→ WORK TO BE COMPLETED
Tally the lines that hold the word "JSON" and reply with that figure only.

— Begin RECORDS FOR PROCESSING —

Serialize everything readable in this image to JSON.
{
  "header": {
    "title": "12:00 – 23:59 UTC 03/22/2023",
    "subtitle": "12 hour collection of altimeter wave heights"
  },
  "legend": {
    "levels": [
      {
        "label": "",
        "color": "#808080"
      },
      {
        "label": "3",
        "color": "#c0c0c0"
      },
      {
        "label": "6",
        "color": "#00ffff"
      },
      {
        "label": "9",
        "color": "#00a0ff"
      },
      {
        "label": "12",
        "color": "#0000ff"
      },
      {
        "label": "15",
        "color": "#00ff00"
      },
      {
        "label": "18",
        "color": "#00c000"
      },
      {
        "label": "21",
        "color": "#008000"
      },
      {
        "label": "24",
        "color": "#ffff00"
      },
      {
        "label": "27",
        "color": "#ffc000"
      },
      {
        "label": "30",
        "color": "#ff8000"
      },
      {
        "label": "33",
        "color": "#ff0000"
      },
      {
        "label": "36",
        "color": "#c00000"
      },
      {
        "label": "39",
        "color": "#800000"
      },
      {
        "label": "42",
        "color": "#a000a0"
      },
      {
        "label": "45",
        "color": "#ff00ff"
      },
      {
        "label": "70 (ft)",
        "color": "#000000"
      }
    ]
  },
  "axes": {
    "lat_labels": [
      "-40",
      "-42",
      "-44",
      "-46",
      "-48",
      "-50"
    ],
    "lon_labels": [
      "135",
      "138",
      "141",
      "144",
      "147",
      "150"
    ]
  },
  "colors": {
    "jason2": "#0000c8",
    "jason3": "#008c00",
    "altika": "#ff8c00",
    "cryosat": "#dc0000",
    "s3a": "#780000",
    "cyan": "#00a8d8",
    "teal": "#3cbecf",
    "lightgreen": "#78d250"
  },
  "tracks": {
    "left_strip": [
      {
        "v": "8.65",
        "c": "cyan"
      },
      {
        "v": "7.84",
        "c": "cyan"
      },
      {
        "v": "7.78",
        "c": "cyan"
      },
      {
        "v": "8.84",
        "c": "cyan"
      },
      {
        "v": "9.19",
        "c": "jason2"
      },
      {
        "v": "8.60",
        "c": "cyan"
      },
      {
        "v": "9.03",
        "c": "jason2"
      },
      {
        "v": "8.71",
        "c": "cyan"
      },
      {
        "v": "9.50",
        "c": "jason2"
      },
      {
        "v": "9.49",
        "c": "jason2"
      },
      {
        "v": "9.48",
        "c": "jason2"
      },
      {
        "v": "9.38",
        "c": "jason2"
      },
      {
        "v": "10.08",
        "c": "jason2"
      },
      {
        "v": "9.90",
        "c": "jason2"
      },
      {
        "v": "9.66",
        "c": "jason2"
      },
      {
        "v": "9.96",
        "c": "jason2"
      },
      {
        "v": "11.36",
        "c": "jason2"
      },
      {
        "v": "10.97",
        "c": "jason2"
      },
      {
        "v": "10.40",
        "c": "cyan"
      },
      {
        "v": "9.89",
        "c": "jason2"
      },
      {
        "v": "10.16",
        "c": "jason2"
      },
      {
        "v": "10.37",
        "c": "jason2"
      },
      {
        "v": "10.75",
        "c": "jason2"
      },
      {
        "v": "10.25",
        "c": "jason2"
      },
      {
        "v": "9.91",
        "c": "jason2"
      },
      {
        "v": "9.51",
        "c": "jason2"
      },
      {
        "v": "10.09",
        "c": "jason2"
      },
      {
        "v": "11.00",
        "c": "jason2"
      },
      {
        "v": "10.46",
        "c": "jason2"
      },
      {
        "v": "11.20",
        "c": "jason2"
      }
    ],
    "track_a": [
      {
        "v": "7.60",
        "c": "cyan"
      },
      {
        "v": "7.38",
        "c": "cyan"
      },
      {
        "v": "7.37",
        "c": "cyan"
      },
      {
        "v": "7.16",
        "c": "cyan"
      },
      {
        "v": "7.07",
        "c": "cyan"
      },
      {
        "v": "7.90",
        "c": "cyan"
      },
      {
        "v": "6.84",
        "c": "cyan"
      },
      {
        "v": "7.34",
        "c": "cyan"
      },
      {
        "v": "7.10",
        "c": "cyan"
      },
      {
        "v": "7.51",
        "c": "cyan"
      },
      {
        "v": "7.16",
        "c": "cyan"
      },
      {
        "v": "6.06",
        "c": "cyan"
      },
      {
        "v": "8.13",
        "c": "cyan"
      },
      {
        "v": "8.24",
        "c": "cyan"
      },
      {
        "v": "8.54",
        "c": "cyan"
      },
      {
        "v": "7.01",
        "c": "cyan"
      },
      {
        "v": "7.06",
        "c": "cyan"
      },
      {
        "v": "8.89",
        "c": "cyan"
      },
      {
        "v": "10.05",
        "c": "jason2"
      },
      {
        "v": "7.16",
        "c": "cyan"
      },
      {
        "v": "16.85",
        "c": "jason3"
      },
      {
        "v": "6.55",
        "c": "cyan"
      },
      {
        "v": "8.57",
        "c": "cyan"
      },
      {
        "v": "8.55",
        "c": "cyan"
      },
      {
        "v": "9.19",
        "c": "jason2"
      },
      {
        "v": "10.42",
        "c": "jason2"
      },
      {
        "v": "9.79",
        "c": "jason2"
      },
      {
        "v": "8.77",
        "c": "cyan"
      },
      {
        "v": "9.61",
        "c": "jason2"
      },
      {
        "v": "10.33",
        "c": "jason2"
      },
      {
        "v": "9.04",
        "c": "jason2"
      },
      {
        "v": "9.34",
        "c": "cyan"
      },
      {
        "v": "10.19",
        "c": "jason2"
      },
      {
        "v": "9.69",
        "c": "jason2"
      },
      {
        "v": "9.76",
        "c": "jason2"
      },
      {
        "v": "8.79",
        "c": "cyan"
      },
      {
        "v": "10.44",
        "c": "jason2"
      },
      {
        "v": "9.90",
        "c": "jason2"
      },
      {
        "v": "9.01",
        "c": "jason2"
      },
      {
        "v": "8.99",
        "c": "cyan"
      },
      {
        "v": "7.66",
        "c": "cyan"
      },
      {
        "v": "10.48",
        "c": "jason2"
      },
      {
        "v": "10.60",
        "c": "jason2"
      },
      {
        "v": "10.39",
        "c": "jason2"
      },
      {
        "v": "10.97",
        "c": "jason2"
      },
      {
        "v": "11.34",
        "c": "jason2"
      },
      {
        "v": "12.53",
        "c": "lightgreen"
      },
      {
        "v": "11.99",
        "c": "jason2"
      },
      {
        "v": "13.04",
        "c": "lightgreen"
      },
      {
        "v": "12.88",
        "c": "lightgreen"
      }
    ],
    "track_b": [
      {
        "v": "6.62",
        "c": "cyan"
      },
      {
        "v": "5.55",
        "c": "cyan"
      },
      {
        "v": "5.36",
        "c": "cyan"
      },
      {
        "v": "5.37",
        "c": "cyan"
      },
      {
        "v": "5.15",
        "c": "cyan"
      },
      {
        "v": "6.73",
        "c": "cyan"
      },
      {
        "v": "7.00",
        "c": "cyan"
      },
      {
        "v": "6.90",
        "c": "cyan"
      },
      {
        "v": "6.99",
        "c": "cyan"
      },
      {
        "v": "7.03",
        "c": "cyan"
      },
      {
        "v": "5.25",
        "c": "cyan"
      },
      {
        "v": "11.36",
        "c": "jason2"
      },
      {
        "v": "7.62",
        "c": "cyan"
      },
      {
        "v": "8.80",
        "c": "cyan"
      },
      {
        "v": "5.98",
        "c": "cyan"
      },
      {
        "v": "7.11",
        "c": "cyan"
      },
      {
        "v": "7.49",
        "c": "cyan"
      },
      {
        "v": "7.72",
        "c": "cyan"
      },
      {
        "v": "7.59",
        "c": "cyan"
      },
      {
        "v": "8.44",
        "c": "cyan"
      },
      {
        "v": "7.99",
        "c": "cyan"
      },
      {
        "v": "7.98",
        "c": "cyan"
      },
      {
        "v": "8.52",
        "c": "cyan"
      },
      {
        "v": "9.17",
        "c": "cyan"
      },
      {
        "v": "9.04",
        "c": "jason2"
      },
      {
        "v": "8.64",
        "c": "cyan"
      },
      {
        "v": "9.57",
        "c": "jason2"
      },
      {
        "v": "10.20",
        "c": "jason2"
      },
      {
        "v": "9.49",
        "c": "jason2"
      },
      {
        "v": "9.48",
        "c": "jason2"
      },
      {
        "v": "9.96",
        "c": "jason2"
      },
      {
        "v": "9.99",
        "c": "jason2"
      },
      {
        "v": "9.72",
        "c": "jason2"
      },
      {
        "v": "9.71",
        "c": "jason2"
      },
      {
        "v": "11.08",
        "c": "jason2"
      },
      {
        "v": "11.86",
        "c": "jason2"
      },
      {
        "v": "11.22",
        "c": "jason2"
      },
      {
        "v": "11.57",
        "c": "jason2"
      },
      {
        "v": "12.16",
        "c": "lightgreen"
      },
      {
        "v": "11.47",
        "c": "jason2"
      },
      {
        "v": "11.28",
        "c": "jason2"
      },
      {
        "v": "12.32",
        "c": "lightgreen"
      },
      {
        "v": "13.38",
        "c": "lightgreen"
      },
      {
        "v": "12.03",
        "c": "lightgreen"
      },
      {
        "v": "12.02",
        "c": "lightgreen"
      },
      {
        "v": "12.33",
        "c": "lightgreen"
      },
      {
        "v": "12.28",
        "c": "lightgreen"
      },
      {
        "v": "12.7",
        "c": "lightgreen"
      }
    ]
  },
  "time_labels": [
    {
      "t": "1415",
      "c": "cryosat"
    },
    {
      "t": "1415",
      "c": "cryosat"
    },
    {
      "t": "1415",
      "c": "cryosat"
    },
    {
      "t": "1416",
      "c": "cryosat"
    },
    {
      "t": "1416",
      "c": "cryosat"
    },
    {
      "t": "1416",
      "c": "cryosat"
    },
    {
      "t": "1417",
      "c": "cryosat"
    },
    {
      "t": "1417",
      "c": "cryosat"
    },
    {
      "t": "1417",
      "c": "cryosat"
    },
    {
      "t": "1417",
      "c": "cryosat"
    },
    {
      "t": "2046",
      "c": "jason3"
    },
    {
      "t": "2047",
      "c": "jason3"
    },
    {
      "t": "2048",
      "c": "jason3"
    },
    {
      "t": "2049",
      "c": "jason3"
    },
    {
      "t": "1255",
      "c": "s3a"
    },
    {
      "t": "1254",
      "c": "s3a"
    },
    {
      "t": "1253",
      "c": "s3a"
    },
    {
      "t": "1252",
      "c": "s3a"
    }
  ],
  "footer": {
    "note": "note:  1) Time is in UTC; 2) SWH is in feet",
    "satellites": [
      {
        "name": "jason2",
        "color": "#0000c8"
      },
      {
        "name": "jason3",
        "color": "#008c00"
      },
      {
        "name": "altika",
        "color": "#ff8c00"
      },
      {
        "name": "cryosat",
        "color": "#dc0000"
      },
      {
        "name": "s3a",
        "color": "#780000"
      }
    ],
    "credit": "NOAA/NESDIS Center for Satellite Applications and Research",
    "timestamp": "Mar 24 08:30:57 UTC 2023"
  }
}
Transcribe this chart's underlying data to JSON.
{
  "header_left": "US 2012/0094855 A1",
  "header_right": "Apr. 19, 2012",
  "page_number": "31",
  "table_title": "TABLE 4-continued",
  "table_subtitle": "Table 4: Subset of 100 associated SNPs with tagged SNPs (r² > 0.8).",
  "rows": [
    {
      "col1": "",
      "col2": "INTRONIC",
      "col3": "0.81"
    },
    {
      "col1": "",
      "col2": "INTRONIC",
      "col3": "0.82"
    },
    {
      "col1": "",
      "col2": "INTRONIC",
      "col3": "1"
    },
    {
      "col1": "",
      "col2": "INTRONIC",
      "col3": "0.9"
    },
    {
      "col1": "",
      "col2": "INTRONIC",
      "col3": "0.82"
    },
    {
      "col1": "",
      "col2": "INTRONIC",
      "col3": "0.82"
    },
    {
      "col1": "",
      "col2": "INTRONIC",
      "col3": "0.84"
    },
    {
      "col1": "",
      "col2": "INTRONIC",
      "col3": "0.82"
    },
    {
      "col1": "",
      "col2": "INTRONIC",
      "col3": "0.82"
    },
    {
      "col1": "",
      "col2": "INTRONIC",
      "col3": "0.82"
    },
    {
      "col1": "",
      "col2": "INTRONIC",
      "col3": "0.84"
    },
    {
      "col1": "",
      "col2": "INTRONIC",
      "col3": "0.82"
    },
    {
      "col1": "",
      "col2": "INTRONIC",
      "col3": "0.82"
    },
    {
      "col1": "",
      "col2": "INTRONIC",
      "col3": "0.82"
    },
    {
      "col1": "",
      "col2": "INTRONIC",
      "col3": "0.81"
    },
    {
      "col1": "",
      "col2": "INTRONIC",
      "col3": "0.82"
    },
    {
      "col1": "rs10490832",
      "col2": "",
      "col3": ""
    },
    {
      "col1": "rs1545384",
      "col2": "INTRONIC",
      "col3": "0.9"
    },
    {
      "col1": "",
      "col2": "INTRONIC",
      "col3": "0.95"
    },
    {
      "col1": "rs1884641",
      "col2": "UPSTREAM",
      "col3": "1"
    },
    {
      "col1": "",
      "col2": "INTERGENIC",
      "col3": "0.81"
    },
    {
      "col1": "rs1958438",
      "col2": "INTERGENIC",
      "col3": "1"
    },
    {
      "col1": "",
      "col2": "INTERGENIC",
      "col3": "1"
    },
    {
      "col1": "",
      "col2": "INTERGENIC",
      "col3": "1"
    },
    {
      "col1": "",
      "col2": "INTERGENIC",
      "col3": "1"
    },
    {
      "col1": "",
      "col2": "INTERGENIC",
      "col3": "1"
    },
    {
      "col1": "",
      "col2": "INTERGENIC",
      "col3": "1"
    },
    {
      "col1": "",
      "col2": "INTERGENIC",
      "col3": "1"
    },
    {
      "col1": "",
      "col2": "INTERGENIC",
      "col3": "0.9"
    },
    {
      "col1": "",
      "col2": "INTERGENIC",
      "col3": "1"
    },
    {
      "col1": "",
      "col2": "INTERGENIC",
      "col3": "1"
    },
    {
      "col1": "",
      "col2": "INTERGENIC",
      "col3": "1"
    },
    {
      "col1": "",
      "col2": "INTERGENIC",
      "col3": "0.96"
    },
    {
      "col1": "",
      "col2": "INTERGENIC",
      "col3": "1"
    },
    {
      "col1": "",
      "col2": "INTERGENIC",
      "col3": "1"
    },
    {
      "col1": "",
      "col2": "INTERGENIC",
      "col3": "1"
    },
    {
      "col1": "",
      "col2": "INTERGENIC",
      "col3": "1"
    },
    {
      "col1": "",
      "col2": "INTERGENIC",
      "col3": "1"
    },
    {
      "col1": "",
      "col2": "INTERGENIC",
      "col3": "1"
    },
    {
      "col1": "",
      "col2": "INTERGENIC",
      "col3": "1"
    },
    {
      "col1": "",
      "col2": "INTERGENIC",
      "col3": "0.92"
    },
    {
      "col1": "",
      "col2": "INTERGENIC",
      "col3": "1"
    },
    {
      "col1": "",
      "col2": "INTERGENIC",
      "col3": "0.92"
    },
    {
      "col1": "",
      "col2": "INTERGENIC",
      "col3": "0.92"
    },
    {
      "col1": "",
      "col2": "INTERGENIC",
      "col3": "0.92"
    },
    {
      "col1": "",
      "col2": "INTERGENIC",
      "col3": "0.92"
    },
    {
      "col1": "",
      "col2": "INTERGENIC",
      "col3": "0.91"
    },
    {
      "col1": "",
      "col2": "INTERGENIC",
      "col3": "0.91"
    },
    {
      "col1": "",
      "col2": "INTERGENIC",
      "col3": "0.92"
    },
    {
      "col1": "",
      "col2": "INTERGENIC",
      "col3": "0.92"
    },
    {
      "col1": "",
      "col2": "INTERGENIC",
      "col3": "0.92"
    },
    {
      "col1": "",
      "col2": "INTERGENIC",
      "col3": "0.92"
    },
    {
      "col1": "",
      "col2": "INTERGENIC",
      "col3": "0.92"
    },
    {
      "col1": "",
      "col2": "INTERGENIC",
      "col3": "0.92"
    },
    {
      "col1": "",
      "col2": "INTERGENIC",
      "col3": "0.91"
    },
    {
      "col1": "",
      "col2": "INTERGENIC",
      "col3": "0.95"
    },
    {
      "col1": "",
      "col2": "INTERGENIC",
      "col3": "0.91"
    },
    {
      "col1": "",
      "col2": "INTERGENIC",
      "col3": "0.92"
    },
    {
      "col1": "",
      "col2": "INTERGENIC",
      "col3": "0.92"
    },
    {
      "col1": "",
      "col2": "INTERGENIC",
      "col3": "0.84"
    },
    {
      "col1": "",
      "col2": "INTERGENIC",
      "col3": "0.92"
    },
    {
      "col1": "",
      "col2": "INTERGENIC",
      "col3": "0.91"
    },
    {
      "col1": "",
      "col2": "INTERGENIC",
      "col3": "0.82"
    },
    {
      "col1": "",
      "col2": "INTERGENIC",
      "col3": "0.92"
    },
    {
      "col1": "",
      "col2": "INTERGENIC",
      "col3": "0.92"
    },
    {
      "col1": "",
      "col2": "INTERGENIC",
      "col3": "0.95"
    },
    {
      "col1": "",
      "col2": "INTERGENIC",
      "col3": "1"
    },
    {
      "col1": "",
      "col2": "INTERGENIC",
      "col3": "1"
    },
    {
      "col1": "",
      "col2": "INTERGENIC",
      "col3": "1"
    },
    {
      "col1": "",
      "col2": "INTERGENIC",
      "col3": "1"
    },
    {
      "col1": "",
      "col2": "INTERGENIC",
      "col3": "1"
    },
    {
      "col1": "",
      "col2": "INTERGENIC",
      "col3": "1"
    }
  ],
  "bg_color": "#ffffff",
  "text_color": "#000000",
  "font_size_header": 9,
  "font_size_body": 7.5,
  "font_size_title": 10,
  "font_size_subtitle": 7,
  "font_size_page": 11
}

— End RECORDS FOR PROCESSING —

→ RESPONSE TO THIS EXERCISE
2